start RECORDS SUPPLIED

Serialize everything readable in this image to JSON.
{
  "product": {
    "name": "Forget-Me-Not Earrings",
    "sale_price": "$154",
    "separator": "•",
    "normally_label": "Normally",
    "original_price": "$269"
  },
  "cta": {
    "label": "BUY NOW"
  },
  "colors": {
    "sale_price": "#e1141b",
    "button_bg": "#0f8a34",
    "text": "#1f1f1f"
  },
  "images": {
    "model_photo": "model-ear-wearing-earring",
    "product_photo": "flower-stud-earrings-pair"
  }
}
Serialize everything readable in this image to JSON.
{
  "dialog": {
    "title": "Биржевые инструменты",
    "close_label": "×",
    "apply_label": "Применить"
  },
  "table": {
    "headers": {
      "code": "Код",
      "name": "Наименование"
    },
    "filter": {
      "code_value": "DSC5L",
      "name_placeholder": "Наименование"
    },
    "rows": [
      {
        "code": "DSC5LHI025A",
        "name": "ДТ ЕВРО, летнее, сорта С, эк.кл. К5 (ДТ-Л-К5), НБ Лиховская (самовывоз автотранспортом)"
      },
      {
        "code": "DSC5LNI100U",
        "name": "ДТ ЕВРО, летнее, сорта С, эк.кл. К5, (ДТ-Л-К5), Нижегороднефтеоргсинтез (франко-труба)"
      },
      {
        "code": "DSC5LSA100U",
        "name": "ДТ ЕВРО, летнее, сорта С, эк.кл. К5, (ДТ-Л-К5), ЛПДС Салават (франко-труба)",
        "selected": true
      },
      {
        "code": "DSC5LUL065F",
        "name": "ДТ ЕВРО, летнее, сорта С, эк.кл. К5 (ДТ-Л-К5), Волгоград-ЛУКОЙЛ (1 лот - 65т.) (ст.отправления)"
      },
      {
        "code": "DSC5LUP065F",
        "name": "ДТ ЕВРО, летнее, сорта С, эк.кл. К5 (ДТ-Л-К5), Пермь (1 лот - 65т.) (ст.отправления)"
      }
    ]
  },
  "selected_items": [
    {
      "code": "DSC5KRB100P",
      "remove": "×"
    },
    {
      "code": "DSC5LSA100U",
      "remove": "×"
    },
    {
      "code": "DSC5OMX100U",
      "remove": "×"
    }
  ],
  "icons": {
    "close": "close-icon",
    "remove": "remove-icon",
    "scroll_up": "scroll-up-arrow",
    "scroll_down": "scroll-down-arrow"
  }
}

end RECORDS SUPPLIED

→ WHAT YOU NEED TO DO
Looking at the material above, count the lines that hold "труба" and give the total alone.

→ RESULT OF THIS EXERCISE
2